Copy out all the records below, substituting "arrow-symbol" for every occurrence of "arrow-icon" and leaving everything else unchanged. Omit the pictures from your copy.

[Stored data entries]
------
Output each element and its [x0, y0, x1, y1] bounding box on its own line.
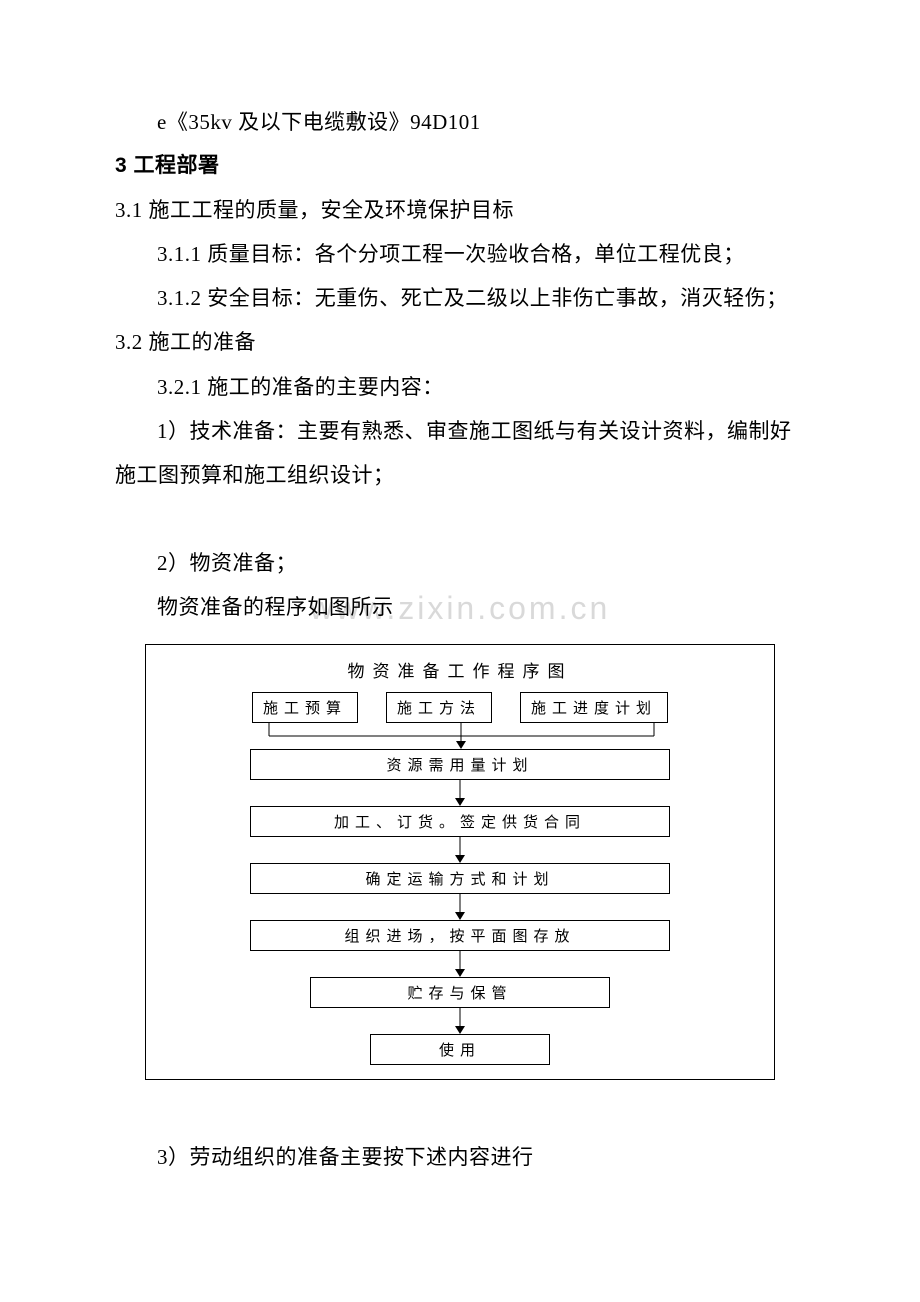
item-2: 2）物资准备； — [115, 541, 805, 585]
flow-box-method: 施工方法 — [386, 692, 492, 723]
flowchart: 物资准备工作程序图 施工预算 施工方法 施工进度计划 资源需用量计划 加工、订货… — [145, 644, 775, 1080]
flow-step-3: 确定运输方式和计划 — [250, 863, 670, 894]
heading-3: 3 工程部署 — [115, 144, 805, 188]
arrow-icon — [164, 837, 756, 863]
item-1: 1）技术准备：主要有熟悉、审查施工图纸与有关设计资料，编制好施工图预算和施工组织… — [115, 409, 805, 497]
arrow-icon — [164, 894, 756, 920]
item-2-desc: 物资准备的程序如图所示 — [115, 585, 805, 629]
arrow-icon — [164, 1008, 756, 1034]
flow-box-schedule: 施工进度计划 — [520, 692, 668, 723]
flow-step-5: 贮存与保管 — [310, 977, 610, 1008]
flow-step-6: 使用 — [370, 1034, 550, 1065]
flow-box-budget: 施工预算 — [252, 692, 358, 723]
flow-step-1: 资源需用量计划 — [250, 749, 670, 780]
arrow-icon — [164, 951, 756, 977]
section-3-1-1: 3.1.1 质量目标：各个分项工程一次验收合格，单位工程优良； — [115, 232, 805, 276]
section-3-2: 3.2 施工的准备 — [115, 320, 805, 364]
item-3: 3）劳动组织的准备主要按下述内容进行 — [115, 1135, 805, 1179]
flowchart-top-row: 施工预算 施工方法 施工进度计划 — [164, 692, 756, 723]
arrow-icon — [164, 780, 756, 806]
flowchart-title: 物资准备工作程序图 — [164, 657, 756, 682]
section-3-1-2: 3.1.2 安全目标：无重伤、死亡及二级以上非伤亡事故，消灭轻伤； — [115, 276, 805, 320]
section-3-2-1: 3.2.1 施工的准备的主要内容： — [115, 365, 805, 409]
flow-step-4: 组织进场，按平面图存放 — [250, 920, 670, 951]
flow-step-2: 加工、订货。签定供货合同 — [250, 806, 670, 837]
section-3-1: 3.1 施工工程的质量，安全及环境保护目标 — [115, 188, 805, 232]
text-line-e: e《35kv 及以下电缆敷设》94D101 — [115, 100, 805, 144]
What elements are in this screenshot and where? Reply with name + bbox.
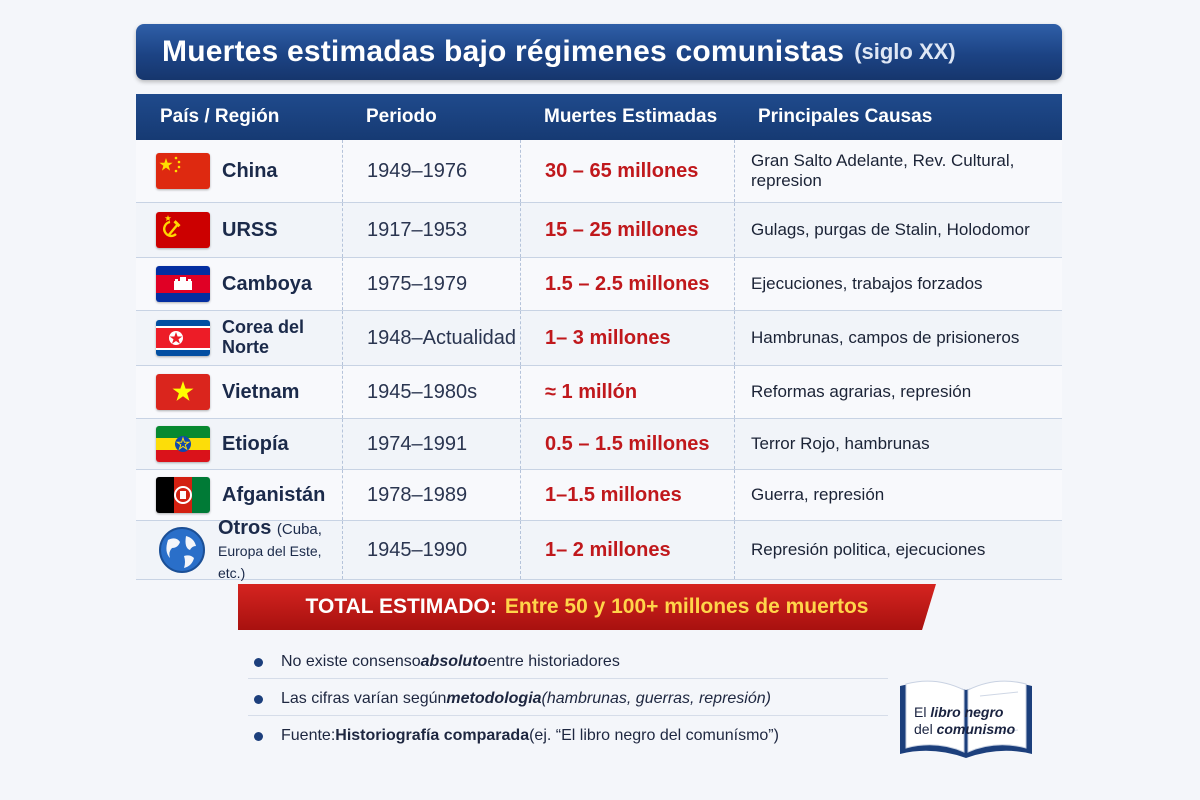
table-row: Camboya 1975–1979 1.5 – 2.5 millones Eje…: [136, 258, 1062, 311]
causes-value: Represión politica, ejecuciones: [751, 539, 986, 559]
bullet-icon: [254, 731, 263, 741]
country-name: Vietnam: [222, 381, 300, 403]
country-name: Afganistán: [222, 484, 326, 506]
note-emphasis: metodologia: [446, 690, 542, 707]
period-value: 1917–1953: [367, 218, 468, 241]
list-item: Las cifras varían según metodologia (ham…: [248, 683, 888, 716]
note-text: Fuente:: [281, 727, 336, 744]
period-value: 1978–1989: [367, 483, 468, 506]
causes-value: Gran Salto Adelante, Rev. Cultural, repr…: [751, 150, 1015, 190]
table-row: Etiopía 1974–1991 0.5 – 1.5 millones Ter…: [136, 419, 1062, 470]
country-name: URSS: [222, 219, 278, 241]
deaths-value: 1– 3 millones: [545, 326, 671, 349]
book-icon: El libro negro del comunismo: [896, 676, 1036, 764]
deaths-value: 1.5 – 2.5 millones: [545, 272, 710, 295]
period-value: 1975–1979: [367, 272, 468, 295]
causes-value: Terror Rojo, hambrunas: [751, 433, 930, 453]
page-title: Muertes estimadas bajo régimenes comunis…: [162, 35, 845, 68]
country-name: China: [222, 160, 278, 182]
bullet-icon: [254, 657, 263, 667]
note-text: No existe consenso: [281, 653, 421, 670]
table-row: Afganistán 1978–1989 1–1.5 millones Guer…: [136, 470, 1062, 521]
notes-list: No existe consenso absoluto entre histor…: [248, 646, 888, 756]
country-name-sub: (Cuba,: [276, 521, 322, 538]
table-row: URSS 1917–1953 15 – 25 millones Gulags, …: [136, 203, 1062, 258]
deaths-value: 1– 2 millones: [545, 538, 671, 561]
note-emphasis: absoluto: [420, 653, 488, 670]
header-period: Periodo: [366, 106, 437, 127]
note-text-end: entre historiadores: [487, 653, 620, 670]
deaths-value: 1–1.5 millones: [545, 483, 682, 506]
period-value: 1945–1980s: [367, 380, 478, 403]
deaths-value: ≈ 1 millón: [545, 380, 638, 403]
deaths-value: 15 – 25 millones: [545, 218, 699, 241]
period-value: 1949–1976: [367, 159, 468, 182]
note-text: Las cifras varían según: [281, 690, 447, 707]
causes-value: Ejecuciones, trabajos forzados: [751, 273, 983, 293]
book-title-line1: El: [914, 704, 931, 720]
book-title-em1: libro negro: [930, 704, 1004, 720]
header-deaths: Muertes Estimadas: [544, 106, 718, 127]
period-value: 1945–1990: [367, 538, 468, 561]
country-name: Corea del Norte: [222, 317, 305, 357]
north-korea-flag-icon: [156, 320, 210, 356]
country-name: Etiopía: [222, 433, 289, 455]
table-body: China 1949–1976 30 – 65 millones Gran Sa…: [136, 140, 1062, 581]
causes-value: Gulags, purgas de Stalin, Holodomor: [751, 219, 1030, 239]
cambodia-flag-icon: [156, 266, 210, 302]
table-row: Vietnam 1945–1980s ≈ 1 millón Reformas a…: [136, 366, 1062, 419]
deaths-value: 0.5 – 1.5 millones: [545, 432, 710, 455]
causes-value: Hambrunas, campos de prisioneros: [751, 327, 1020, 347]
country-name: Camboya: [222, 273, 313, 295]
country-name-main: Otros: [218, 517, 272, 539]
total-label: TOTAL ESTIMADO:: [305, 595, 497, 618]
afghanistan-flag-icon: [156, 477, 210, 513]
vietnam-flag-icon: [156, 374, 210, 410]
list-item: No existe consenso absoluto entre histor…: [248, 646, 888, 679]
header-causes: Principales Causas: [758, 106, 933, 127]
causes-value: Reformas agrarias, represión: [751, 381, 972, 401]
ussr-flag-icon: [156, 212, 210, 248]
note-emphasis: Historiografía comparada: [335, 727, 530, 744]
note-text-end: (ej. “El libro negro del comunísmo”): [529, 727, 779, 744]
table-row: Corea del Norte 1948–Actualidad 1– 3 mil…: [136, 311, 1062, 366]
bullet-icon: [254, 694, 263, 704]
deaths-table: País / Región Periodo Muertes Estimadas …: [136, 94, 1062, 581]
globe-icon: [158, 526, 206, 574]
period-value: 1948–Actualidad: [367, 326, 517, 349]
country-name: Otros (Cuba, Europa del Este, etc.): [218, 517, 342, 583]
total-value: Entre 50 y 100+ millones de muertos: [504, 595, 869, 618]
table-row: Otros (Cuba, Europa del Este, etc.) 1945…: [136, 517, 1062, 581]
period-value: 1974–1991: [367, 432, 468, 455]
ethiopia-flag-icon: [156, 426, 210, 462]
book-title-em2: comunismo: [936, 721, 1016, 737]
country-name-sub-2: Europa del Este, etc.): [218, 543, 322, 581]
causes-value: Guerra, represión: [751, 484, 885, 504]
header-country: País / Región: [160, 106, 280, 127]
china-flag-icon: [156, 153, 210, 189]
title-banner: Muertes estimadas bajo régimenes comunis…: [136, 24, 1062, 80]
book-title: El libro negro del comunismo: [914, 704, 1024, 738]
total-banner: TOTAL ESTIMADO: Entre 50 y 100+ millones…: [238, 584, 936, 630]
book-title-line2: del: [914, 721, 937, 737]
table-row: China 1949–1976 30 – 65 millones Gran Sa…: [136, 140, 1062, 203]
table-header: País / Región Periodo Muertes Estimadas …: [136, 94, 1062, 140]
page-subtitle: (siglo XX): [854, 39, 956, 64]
------
**Solution to this exercise**
Output each element and its [x0, y0, x1, y1] bounding box on its own line.
item-2: 2）物资准备； — [115, 541, 805, 585]
flow-box-method: 施工方法 — [386, 692, 492, 723]
flowchart: 物资准备工作程序图 施工预算 施工方法 施工进度计划 资源需用量计划 加工、订货… — [145, 644, 775, 1080]
flow-step-3: 确定运输方式和计划 — [250, 863, 670, 894]
heading-3: 3 工程部署 — [115, 144, 805, 188]
arrow-symbol — [164, 837, 756, 863]
item-1: 1）技术准备：主要有熟悉、审查施工图纸与有关设计资料，编制好施工图预算和施工组织… — [115, 409, 805, 497]
arrow-symbol — [164, 894, 756, 920]
item-2-desc: 物资准备的程序如图所示 — [115, 585, 805, 629]
arrow-symbol — [164, 1008, 756, 1034]
flow-box-schedule: 施工进度计划 — [520, 692, 668, 723]
flow-step-5: 贮存与保管 — [310, 977, 610, 1008]
flow-step-6: 使用 — [370, 1034, 550, 1065]
flow-box-budget: 施工预算 — [252, 692, 358, 723]
flow-step-1: 资源需用量计划 — [250, 749, 670, 780]
arrow-symbol — [164, 951, 756, 977]
section-3-1-1: 3.1.1 质量目标：各个分项工程一次验收合格，单位工程优良； — [115, 232, 805, 276]
section-3-2: 3.2 施工的准备 — [115, 320, 805, 364]
item-3: 3）劳动组织的准备主要按下述内容进行 — [115, 1135, 805, 1179]
flowchart-top-row: 施工预算 施工方法 施工进度计划 — [164, 692, 756, 723]
arrow-symbol — [164, 780, 756, 806]
flowchart-title: 物资准备工作程序图 — [164, 657, 756, 682]
section-3-1-2: 3.1.2 安全目标：无重伤、死亡及二级以上非伤亡事故，消灭轻伤； — [115, 276, 805, 320]
section-3-2-1: 3.2.1 施工的准备的主要内容： — [115, 365, 805, 409]
flow-step-4: 组织进场，按平面图存放 — [250, 920, 670, 951]
flow-step-2: 加工、订货。签定供货合同 — [250, 806, 670, 837]
section-3-1: 3.1 施工工程的质量，安全及环境保护目标 — [115, 188, 805, 232]
text-line-e: e《35kv 及以下电缆敷设》94D101 — [115, 100, 805, 144]
What elements are in this screenshot and where? Reply with name + bbox.
table-row: Camboya 1975–1979 1.5 – 2.5 millones Eje…: [136, 258, 1062, 311]
causes-value: Represión politica, ejecuciones: [751, 539, 986, 559]
bullet-icon: [254, 731, 263, 741]
country-name: Vietnam: [222, 381, 300, 403]
country-name: Afganistán: [222, 484, 326, 506]
note-emphasis: metodologia: [446, 690, 542, 707]
period-value: 1917–1953: [367, 218, 468, 241]
list-item: Las cifras varían según metodologia (ham…: [248, 683, 888, 716]
note-text: Fuente:: [281, 727, 336, 744]
period-value: 1978–1989: [367, 483, 468, 506]
causes-value: Gran Salto Adelante, Rev. Cultural, repr…: [751, 150, 1015, 190]
table-row: Etiopía 1974–1991 0.5 – 1.5 millones Ter…: [136, 419, 1062, 470]
country-name: URSS: [222, 219, 278, 241]
deaths-value: 1– 3 millones: [545, 326, 671, 349]
book-icon: El libro negro del comunismo: [896, 676, 1036, 764]
deaths-value: 1.5 – 2.5 millones: [545, 272, 710, 295]
period-value: 1975–1979: [367, 272, 468, 295]
causes-value: Terror Rojo, hambrunas: [751, 433, 930, 453]
page-title: Muertes estimadas bajo régimenes comunis…: [162, 35, 845, 68]
country-name: China: [222, 160, 278, 182]
bullet-icon: [254, 657, 263, 667]
note-text: No existe consenso: [281, 653, 421, 670]
table-row: Afganistán 1978–1989 1–1.5 millones Guer…: [136, 470, 1062, 521]
notes-list: No existe consenso absoluto entre histor…: [248, 646, 888, 756]
country-name-sub: (Cuba,: [276, 521, 322, 538]
table-row: URSS 1917–1953 15 – 25 millones Gulags, …: [136, 203, 1062, 258]
deaths-value: 1– 2 millones: [545, 538, 671, 561]
note-emphasis: absoluto: [420, 653, 488, 670]
header-period: Periodo: [366, 106, 437, 127]
note-text-end: entre historiadores: [487, 653, 620, 670]
deaths-value: 1–1.5 millones: [545, 483, 682, 506]
period-value: 1945–1980s: [367, 380, 478, 403]
deaths-value: ≈ 1 millón: [545, 380, 638, 403]
deaths-value: 15 – 25 millones: [545, 218, 699, 241]
period-value: 1949–1976: [367, 159, 468, 182]
note-text: Las cifras varían según: [281, 690, 447, 707]
causes-value: Ejecuciones, trabajos forzados: [751, 273, 983, 293]
book-title-line1: El: [914, 704, 931, 720]
book-title-em1: libro negro: [930, 704, 1004, 720]
header-deaths: Muertes Estimadas: [544, 106, 718, 127]
period-value: 1945–1990: [367, 538, 468, 561]
country-name: Corea del Norte: [222, 317, 305, 357]
north-korea-flag-icon: [156, 320, 210, 356]
country-name: Etiopía: [222, 433, 289, 455]
table-body: China 1949–1976 30 – 65 millones Gran Sa…: [136, 140, 1062, 581]
causes-value: Gulags, purgas de Stalin, Holodomor: [751, 219, 1030, 239]
cambodia-flag-icon: [156, 266, 210, 302]
table-row: Vietnam 1945–1980s ≈ 1 millón Reformas a…: [136, 366, 1062, 419]
deaths-value: 0.5 – 1.5 millones: [545, 432, 710, 455]
causes-value: Hambrunas, campos de prisioneros: [751, 327, 1020, 347]
country-name: Camboya: [222, 273, 313, 295]
country-name-main: Otros: [218, 517, 272, 539]
total-label: TOTAL ESTIMADO:: [305, 595, 497, 618]
afghanistan-flag-icon: [156, 477, 210, 513]
vietnam-flag-icon: [156, 374, 210, 410]
list-item: No existe consenso absoluto entre histor…: [248, 646, 888, 679]
header-causes: Principales Causas: [758, 106, 933, 127]
causes-value: Reformas agrarias, represión: [751, 381, 972, 401]
ussr-flag-icon: [156, 212, 210, 248]
note-emphasis: Historiografía comparada: [335, 727, 530, 744]
note-text-end: (ej. “El libro negro del comunísmo”): [529, 727, 779, 744]
table-row: Corea del Norte 1948–Actualidad 1– 3 mil…: [136, 311, 1062, 366]
bullet-icon: [254, 694, 263, 704]
deaths-table: País / Región Periodo Muertes Estimadas …: [136, 94, 1062, 581]
globe-icon: [158, 526, 206, 574]
period-value: 1948–Actualidad: [367, 326, 517, 349]
country-name: Otros (Cuba, Europa del Este, etc.): [218, 517, 342, 583]
total-value: Entre 50 y 100+ millones de muertos: [504, 595, 869, 618]
table-row: Otros (Cuba, Europa del Este, etc.) 1945…: [136, 517, 1062, 581]
period-value: 1974–1991: [367, 432, 468, 455]
ethiopia-flag-icon: [156, 426, 210, 462]
book-title-em2: comunismo: [936, 721, 1016, 737]
country-name-sub-2: Europa del Este, etc.): [218, 543, 322, 581]
causes-value: Guerra, represión: [751, 484, 885, 504]
header-country: País / Región: [160, 106, 280, 127]
china-flag-icon: [156, 153, 210, 189]
title-banner: Muertes estimadas bajo régimenes comunis…: [136, 24, 1062, 80]
book-title: El libro negro del comunismo: [914, 704, 1024, 738]
total-banner: TOTAL ESTIMADO: Entre 50 y 100+ millones…: [238, 584, 936, 630]
book-title-line2: del: [914, 721, 937, 737]
table-row: China 1949–1976 30 – 65 millones Gran Sa…: [136, 140, 1062, 203]
table-header: País / Región Periodo Muertes Estimadas …: [136, 94, 1062, 140]
page-subtitle: (siglo XX): [854, 39, 956, 64]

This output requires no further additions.